▶ **THE EXERCISE**: Make an exact copy of each entry, leaving out every picture.

▶ **LISTING**:
* BEGIN *
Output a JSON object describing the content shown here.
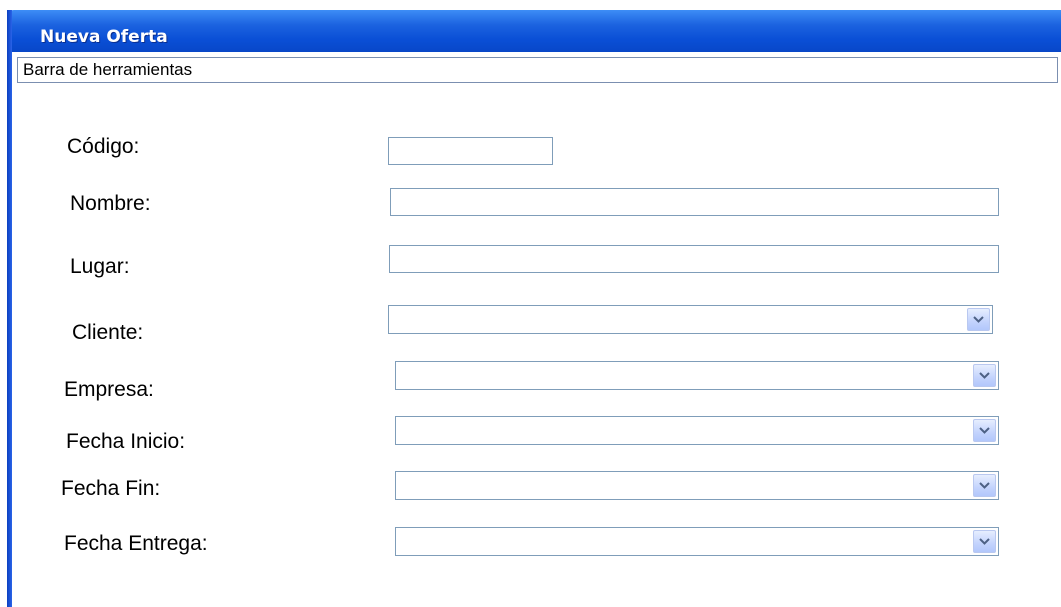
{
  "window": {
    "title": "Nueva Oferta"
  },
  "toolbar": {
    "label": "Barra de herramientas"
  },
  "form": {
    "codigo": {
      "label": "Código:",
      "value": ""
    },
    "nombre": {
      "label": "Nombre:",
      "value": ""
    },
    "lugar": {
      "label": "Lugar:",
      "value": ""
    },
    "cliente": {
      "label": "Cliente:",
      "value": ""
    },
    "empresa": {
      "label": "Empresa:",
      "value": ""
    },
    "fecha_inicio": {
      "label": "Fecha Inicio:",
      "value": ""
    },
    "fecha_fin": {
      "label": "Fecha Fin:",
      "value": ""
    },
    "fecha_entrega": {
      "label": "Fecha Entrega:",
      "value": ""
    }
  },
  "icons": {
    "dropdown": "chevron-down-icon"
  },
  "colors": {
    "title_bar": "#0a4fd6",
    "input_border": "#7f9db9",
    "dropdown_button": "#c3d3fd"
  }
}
* END *
▶ **ANSWER FOR THIS EXERCISE**:
Output a JSON object describing the content shown here.
{
  "window": {
    "title": "Nueva Oferta"
  },
  "toolbar": {
    "label": "Barra de herramientas"
  },
  "form": {
    "codigo": {
      "label": "Código:",
      "value": ""
    },
    "nombre": {
      "label": "Nombre:",
      "value": ""
    },
    "lugar": {
      "label": "Lugar:",
      "value": ""
    },
    "cliente": {
      "label": "Cliente:",
      "value": ""
    },
    "empresa": {
      "label": "Empresa:",
      "value": ""
    },
    "fecha_inicio": {
      "label": "Fecha Inicio:",
      "value": ""
    },
    "fecha_fin": {
      "label": "Fecha Fin:",
      "value": ""
    },
    "fecha_entrega": {
      "label": "Fecha Entrega:",
      "value": ""
    }
  },
  "icons": {
    "dropdown": "chevron-down-icon"
  },
  "colors": {
    "title_bar": "#0a4fd6",
    "input_border": "#7f9db9",
    "dropdown_button": "#c3d3fd"
  }
}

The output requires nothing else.